* **Excerpted records**
━━━━━━━━━━

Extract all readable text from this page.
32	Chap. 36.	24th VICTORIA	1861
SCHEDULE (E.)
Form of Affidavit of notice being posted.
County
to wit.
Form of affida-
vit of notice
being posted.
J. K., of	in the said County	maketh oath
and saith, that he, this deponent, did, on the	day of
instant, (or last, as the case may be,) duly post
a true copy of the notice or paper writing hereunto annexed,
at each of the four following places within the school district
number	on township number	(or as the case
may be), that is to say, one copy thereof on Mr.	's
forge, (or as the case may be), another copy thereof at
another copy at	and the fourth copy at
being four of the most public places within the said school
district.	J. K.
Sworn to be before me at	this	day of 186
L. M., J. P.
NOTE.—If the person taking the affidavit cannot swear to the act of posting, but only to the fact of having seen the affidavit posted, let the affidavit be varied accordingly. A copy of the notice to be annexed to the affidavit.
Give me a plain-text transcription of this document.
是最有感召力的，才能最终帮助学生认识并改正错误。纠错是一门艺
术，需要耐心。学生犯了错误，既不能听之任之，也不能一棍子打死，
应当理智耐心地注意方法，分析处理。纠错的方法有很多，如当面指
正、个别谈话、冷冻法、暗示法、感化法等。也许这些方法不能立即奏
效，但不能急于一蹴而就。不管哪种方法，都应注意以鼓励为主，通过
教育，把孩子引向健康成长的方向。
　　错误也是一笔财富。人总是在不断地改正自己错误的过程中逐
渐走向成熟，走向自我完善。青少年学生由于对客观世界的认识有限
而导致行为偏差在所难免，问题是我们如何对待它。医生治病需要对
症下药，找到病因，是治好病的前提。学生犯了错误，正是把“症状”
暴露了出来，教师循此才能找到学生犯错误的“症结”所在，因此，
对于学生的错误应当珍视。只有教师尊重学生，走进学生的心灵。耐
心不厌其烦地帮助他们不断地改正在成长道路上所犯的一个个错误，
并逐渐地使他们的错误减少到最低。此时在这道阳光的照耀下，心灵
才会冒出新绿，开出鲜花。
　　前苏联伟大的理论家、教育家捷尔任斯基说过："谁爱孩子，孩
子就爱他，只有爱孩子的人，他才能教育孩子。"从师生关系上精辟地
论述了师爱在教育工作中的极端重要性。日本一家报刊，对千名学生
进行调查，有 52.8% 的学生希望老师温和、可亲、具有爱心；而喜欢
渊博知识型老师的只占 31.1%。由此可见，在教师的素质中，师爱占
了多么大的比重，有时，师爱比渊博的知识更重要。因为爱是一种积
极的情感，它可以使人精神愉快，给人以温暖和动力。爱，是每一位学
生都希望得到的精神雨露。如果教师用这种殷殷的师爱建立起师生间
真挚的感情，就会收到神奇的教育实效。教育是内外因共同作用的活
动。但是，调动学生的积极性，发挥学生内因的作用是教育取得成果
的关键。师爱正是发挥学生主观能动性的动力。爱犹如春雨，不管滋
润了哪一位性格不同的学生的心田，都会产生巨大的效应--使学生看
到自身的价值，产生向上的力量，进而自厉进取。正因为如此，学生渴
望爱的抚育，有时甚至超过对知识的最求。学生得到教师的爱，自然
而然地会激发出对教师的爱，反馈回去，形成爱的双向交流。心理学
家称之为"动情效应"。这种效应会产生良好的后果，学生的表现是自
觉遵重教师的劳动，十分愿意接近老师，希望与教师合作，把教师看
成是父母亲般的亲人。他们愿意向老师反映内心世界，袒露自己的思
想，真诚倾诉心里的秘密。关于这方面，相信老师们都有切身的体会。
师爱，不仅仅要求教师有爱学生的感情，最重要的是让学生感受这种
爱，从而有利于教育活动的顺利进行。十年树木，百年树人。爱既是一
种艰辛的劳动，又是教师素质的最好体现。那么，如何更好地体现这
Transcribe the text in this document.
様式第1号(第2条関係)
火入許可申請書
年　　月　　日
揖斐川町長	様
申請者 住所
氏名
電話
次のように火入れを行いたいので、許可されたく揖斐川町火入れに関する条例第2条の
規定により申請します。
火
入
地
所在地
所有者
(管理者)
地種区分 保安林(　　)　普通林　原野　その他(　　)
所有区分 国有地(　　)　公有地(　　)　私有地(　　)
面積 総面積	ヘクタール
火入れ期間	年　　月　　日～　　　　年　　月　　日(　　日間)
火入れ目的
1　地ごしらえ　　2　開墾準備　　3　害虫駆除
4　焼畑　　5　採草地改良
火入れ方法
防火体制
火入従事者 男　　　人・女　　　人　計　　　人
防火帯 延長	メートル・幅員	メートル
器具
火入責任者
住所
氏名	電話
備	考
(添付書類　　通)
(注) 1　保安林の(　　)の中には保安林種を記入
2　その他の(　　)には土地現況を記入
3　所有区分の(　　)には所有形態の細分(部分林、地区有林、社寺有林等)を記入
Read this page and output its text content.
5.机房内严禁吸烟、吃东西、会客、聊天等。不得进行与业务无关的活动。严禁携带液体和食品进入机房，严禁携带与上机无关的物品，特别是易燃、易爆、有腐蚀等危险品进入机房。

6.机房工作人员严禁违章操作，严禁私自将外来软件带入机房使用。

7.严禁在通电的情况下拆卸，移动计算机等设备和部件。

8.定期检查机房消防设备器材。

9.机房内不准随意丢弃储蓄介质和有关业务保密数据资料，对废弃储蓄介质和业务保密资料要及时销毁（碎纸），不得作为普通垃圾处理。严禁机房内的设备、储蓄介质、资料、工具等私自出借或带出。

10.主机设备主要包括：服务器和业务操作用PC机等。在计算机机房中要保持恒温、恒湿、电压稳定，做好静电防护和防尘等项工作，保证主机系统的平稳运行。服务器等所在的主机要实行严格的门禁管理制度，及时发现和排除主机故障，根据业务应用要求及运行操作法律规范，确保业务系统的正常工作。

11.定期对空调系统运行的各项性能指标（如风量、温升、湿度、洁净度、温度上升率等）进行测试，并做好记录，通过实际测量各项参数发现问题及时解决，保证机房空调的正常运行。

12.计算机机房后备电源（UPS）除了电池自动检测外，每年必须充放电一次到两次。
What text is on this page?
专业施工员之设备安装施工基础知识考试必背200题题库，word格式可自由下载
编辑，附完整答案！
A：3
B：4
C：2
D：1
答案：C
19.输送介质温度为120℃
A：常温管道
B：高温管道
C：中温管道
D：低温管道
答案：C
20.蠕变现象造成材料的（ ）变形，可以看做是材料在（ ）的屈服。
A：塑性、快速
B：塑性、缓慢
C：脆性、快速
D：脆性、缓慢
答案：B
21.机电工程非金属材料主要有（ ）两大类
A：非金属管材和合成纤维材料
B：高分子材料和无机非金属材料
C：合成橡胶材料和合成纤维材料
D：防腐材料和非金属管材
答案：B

━━━━━━━━━━

* **Aim**
Your task is to transcribe the material exactly.

* **Solution**
Extract all readable text from this page.
32	Chap. 36.	24th VICTORIA	1861
SCHEDULE (E.)
Form of Affidavit of notice being posted.
County
to wit.
Form of affida-
vit of notice
being posted.
J. K., of	in the said County	maketh oath
and saith, that he, this deponent, did, on the	day of
instant, (or last, as the case may be,) duly post
a true copy of the notice or paper writing hereunto annexed,
at each of the four following places within the school district
number	on township number	(or as the case
may be), that is to say, one copy thereof on Mr.	's
forge, (or as the case may be), another copy thereof at
another copy at	and the fourth copy at
being four of the most public places within the said school
district.	J. K.
Sworn to be before me at	this	day of 186
L. M., J. P.
NOTE.—If the person taking the affidavit cannot swear to the act of posting, but only to the fact of having seen the affidavit posted, let the affidavit be varied accordingly. A copy of the notice to be annexed to the affidavit.
Give me a plain-text transcription of this document.
是最有感召力的，才能最终帮助学生认识并改正错误。纠错是一门艺
术，需要耐心。学生犯了错误，既不能听之任之，也不能一棍子打死，
应当理智耐心地注意方法，分析处理。纠错的方法有很多，如当面指
正、个别谈话、冷冻法、暗示法、感化法等。也许这些方法不能立即奏
效，但不能急于一蹴而就。不管哪种方法，都应注意以鼓励为主，通过
教育，把孩子引向健康成长的方向。
　　错误也是一笔财富。人总是在不断地改正自己错误的过程中逐
渐走向成熟，走向自我完善。青少年学生由于对客观世界的认识有限
而导致行为偏差在所难免，问题是我们如何对待它。医生治病需要对
症下药，找到病因，是治好病的前提。学生犯了错误，正是把“症状”
暴露了出来，教师循此才能找到学生犯错误的“症结”所在，因此，
对于学生的错误应当珍视。只有教师尊重学生，走进学生的心灵。耐
心不厌其烦地帮助他们不断地改正在成长道路上所犯的一个个错误，
并逐渐地使他们的错误减少到最低。此时在这道阳光的照耀下，心灵
才会冒出新绿，开出鲜花。
　　前苏联伟大的理论家、教育家捷尔任斯基说过："谁爱孩子，孩
子就爱他，只有爱孩子的人，他才能教育孩子。"从师生关系上精辟地
论述了师爱在教育工作中的极端重要性。日本一家报刊，对千名学生
进行调查，有 52.8% 的学生希望老师温和、可亲、具有爱心；而喜欢
渊博知识型老师的只占 31.1%。由此可见，在教师的素质中，师爱占
了多么大的比重，有时，师爱比渊博的知识更重要。因为爱是一种积
极的情感，它可以使人精神愉快，给人以温暖和动力。爱，是每一位学
生都希望得到的精神雨露。如果教师用这种殷殷的师爱建立起师生间
真挚的感情，就会收到神奇的教育实效。教育是内外因共同作用的活
动。但是，调动学生的积极性，发挥学生内因的作用是教育取得成果
的关键。师爱正是发挥学生主观能动性的动力。爱犹如春雨，不管滋
润了哪一位性格不同的学生的心田，都会产生巨大的效应--使学生看
到自身的价值，产生向上的力量，进而自厉进取。正因为如此，学生渴
望爱的抚育，有时甚至超过对知识的最求。学生得到教师的爱，自然
而然地会激发出对教师的爱，反馈回去，形成爱的双向交流。心理学
家称之为"动情效应"。这种效应会产生良好的后果，学生的表现是自
觉遵重教师的劳动，十分愿意接近老师，希望与教师合作，把教师看
成是父母亲般的亲人。他们愿意向老师反映内心世界，袒露自己的思
想，真诚倾诉心里的秘密。关于这方面，相信老师们都有切身的体会。
师爱，不仅仅要求教师有爱学生的感情，最重要的是让学生感受这种
爱，从而有利于教育活动的顺利进行。十年树木，百年树人。爱既是一
种艰辛的劳动，又是教师素质的最好体现。那么，如何更好地体现这
Transcribe the text in this document.
様式第1号(第2条関係)
火入許可申請書
年　　月　　日
揖斐川町長	様
申請者 住所
氏名
電話
次のように火入れを行いたいので、許可されたく揖斐川町火入れに関する条例第2条の
規定により申請します。
火
入
地
所在地
所有者
(管理者)
地種区分 保安林(　　)　普通林　原野　その他(　　)
所有区分 国有地(　　)　公有地(　　)　私有地(　　)
面積 総面積	ヘクタール
火入れ期間	年　　月　　日～　　　　年　　月　　日(　　日間)
火入れ目的
1　地ごしらえ　　2　開墾準備　　3　害虫駆除
4　焼畑　　5　採草地改良
火入れ方法
防火体制
火入従事者 男　　　人・女　　　人　計　　　人
防火帯 延長	メートル・幅員	メートル
器具
火入責任者
住所
氏名	電話
備	考
(添付書類　　通)
(注) 1　保安林の(　　)の中には保安林種を記入
2　その他の(　　)には土地現況を記入
3　所有区分の(　　)には所有形態の細分(部分林、地区有林、社寺有林等)を記入
Read this page and output its text content.
5.机房内严禁吸烟、吃东西、会客、聊天等。不得进行与业务无关的活动。严禁携带液体和食品进入机房，严禁携带与上机无关的物品，特别是易燃、易爆、有腐蚀等危险品进入机房。

6.机房工作人员严禁违章操作，严禁私自将外来软件带入机房使用。

7.严禁在通电的情况下拆卸，移动计算机等设备和部件。

8.定期检查机房消防设备器材。

9.机房内不准随意丢弃储蓄介质和有关业务保密数据资料，对废弃储蓄介质和业务保密资料要及时销毁（碎纸），不得作为普通垃圾处理。严禁机房内的设备、储蓄介质、资料、工具等私自出借或带出。

10.主机设备主要包括：服务器和业务操作用PC机等。在计算机机房中要保持恒温、恒湿、电压稳定，做好静电防护和防尘等项工作，保证主机系统的平稳运行。服务器等所在的主机要实行严格的门禁管理制度，及时发现和排除主机故障，根据业务应用要求及运行操作法律规范，确保业务系统的正常工作。

11.定期对空调系统运行的各项性能指标（如风量、温升、湿度、洁净度、温度上升率等）进行测试，并做好记录，通过实际测量各项参数发现问题及时解决，保证机房空调的正常运行。

12.计算机机房后备电源（UPS）除了电池自动检测外，每年必须充放电一次到两次。
What text is on this page?
专业施工员之设备安装施工基础知识考试必背200题题库，word格式可自由下载
编辑，附完整答案！
A：3
B：4
C：2
D：1
答案：C
19.输送介质温度为120℃
A：常温管道
B：高温管道
C：中温管道
D：低温管道
答案：C
20.蠕变现象造成材料的（ ）变形，可以看做是材料在（ ）的屈服。
A：塑性、快速
B：塑性、缓慢
C：脆性、快速
D：脆性、缓慢
答案：B
21.机电工程非金属材料主要有（ ）两大类
A：非金属管材和合成纤维材料
B：高分子材料和无机非金属材料
C：合成橡胶材料和合成纤维材料
D：防腐材料和非金属管材
答案：B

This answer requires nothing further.